[Records from a data source]
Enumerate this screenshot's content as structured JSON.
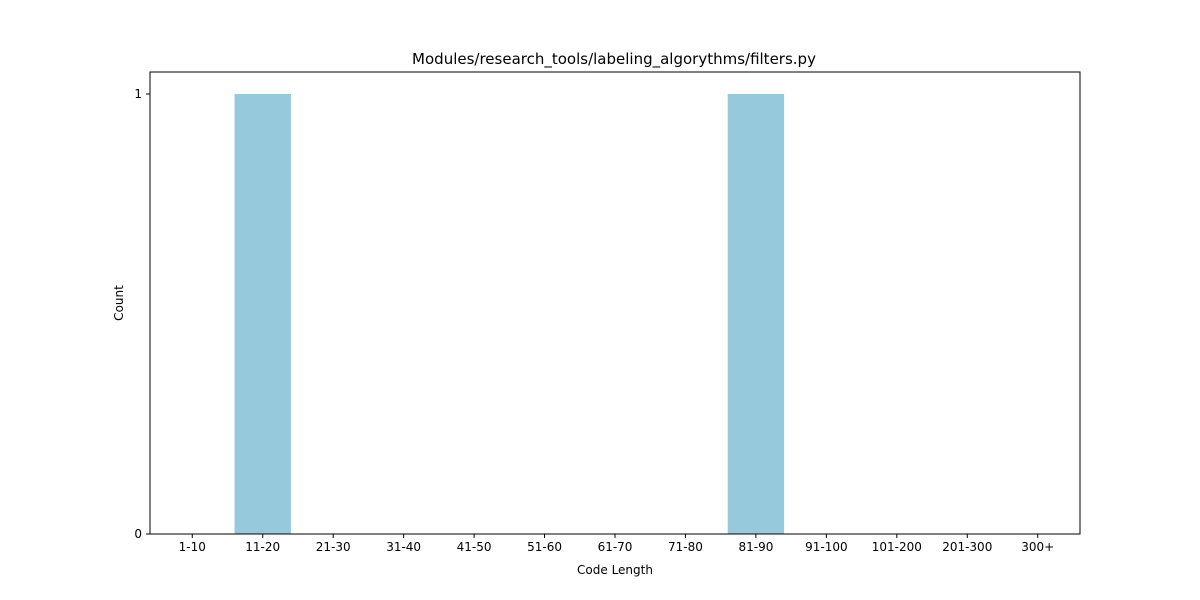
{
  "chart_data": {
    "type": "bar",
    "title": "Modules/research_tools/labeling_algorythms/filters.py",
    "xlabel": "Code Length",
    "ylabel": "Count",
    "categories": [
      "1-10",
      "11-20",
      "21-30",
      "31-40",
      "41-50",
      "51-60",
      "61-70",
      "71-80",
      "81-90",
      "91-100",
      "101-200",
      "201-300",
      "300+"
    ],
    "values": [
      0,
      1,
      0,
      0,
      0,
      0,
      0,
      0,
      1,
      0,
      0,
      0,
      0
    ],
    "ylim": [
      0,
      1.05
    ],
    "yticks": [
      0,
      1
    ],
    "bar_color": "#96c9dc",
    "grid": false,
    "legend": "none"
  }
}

**TASK BRIEF:**
Copy out all of the material exactly as written, without its pictures.

**TASK SOLUTION:**
Enumerate this screenshot's content as structured JSON.
{
  "chart_data": {
    "type": "bar",
    "title": "Modules/research_tools/labeling_algorythms/filters.py",
    "xlabel": "Code Length",
    "ylabel": "Count",
    "categories": [
      "1-10",
      "11-20",
      "21-30",
      "31-40",
      "41-50",
      "51-60",
      "61-70",
      "71-80",
      "81-90",
      "91-100",
      "101-200",
      "201-300",
      "300+"
    ],
    "values": [
      0,
      1,
      0,
      0,
      0,
      0,
      0,
      0,
      1,
      0,
      0,
      0,
      0
    ],
    "ylim": [
      0,
      1.05
    ],
    "yticks": [
      0,
      1
    ],
    "bar_color": "#96c9dc",
    "grid": false,
    "legend": "none"
  }
}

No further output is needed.